Written task: In the entries that follow, how many lines contain the word "text"? Answer with the number only.
Begin Entries
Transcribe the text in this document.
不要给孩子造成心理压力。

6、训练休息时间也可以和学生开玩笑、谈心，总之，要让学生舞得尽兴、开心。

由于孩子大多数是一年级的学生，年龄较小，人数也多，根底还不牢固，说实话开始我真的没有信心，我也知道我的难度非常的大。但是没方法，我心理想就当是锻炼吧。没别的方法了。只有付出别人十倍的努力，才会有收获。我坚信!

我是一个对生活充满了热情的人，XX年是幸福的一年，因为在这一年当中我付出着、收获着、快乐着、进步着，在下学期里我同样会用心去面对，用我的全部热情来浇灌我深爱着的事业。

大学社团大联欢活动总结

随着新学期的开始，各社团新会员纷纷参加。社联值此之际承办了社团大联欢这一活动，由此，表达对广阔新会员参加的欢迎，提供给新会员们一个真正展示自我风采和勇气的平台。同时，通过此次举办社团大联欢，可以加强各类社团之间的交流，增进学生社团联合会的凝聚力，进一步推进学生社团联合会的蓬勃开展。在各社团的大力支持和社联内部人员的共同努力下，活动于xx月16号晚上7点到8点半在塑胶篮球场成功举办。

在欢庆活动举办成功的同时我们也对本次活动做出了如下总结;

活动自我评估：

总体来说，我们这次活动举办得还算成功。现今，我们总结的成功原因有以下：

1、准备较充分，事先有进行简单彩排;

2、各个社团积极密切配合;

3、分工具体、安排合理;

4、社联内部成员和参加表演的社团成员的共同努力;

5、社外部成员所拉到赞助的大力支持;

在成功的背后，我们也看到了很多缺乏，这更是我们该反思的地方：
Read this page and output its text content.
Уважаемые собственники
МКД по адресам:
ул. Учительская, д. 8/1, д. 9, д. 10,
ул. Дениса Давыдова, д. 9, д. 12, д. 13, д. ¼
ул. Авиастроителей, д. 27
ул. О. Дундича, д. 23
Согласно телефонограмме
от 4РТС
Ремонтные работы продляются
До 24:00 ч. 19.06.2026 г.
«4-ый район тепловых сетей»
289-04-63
End Entries
Response: 2